▶ Source records
···
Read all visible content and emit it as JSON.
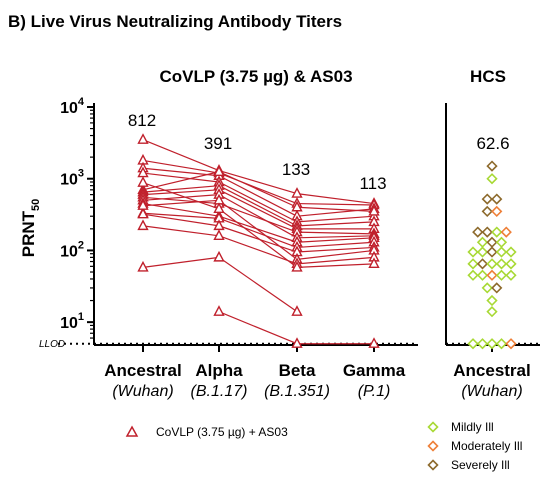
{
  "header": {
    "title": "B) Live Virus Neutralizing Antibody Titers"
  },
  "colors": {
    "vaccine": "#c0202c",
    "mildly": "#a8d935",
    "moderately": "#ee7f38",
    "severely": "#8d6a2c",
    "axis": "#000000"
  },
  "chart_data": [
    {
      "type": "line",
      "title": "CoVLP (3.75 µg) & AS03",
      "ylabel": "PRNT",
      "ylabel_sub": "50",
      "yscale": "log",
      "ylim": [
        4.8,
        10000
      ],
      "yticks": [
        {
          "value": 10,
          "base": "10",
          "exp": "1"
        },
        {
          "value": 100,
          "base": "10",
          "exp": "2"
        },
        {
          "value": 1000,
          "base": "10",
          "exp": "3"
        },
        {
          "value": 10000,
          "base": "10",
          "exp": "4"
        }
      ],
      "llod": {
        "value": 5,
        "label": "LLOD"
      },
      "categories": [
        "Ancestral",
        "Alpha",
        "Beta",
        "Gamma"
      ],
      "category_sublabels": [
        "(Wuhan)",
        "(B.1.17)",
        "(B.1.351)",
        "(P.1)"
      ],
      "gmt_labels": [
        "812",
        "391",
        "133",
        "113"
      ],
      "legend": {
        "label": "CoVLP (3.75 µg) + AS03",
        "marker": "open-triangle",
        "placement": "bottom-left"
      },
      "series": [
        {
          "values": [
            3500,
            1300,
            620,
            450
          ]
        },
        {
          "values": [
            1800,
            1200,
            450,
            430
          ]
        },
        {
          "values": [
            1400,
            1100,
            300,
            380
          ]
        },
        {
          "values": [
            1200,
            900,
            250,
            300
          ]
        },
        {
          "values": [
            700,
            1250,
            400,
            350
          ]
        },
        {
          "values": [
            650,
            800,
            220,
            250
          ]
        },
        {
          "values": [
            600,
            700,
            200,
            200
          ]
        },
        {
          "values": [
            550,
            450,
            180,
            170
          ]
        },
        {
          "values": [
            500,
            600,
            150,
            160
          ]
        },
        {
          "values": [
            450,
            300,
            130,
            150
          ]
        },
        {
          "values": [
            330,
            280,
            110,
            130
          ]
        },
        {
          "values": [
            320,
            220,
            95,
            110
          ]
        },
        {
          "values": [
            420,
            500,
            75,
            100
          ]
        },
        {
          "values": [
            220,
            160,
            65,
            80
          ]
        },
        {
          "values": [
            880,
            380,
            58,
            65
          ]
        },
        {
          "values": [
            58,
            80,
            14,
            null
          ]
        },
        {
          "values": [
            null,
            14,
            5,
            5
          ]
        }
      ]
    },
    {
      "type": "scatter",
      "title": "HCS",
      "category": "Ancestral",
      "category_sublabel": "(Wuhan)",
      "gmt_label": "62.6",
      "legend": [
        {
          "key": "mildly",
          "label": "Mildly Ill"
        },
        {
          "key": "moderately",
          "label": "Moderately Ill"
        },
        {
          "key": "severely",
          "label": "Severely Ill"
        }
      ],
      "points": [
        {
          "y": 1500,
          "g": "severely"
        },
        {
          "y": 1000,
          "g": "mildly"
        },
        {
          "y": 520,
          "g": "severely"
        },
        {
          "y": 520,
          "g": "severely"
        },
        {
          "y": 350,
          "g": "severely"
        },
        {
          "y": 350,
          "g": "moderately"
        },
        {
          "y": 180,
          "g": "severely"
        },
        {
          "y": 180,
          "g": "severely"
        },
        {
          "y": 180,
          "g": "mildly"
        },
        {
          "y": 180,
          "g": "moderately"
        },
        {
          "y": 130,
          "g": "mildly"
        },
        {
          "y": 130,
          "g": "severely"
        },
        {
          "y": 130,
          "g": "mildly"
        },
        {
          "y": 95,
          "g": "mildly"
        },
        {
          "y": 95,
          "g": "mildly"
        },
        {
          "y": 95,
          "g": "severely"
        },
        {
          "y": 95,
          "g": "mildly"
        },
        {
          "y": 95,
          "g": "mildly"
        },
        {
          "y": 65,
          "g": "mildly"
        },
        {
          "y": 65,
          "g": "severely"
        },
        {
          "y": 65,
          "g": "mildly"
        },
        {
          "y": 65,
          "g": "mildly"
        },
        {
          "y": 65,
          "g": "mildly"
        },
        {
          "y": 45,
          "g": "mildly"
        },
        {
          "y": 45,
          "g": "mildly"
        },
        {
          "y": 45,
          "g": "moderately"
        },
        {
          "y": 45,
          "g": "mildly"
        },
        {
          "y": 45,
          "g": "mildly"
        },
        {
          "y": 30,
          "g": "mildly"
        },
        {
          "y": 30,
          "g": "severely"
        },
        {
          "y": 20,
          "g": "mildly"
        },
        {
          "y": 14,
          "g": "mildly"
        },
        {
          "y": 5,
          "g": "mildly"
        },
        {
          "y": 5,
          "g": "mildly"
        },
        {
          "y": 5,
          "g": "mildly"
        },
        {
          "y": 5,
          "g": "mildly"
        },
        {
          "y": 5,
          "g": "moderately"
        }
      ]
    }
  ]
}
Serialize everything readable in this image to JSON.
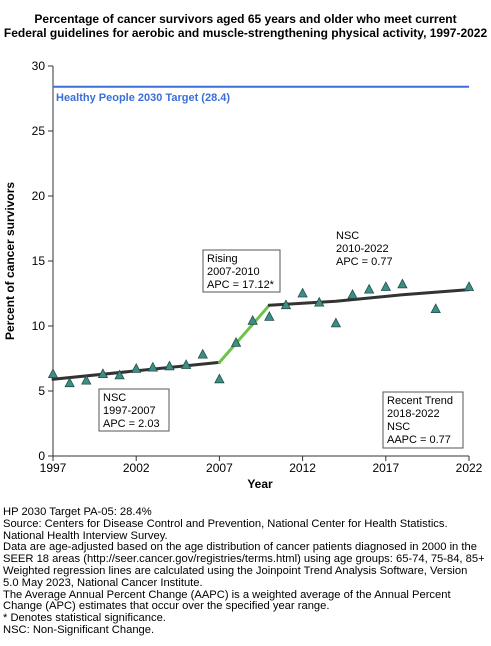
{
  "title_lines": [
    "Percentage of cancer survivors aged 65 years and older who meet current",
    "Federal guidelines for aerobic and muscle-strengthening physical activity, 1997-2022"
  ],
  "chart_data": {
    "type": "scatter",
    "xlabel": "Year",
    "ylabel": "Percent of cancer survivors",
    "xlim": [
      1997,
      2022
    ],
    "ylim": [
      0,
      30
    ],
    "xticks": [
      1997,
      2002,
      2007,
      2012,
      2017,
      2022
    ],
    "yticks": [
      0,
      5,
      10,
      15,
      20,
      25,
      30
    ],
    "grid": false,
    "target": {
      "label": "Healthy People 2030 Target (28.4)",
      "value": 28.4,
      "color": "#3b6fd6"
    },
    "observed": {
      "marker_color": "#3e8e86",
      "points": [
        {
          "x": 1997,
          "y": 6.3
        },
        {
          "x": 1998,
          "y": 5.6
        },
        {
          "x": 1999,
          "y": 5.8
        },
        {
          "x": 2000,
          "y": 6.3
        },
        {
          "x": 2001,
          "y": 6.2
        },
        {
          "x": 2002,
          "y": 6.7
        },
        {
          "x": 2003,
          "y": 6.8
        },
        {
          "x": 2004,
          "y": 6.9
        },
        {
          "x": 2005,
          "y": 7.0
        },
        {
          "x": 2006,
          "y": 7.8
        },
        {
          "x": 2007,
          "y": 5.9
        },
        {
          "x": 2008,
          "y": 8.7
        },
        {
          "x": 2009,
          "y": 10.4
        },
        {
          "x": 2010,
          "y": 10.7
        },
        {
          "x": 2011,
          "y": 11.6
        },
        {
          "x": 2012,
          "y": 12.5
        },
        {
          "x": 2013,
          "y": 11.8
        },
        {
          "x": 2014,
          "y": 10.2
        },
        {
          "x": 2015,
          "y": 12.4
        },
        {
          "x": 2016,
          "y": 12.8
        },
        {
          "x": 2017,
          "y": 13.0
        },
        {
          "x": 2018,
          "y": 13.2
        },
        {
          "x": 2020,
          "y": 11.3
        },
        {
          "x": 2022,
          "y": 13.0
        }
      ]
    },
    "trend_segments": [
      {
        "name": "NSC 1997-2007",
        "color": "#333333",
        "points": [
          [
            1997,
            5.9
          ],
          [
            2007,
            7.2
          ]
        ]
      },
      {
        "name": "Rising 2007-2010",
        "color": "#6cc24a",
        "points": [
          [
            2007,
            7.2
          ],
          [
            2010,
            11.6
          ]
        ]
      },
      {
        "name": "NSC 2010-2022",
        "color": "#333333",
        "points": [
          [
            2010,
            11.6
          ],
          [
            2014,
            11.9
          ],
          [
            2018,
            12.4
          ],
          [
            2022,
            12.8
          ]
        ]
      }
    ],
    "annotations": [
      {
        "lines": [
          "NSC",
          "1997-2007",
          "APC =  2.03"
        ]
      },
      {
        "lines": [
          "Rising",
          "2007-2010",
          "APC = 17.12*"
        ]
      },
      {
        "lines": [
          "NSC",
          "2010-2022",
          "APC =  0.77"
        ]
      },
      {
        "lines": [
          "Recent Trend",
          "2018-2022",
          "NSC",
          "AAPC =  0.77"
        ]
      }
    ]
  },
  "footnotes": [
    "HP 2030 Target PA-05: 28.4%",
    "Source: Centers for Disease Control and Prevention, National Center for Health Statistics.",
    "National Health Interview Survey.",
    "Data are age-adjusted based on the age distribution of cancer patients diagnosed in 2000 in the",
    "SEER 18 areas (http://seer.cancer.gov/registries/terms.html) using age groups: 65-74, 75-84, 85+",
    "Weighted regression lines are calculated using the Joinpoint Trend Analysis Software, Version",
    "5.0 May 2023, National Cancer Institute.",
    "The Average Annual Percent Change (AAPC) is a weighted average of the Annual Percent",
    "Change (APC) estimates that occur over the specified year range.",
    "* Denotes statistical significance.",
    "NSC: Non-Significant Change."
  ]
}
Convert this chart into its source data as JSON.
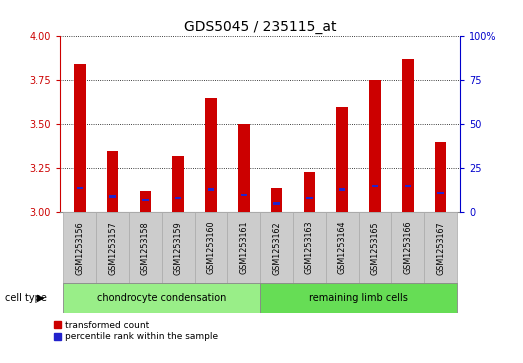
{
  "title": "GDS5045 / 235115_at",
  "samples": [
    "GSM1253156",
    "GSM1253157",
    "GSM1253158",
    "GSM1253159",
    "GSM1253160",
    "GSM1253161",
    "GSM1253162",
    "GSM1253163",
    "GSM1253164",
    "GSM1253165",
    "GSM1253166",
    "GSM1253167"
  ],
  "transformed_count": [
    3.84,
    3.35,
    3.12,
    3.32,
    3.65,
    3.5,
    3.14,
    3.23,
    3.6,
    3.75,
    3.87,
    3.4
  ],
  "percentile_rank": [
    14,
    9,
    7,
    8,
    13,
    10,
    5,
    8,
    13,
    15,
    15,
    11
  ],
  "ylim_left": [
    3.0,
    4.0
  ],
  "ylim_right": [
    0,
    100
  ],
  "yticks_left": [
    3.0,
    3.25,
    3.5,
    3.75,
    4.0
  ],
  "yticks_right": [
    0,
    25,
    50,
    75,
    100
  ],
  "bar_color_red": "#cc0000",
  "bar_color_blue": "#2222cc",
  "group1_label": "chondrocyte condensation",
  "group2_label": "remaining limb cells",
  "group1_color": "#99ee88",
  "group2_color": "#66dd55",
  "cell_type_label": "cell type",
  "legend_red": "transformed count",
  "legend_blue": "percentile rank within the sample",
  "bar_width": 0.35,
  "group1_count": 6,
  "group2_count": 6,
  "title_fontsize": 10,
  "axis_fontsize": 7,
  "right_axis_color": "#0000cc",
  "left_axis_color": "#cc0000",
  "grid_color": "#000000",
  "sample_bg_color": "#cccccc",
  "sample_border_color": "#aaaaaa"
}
···
▶ Problem details
For the word "type", return every line of the records that holds it.

▶ Solution to this problem
      "type": "line",
      "type": "scatter",
    "type": "scatter",
  "cell_type_label": "cell type",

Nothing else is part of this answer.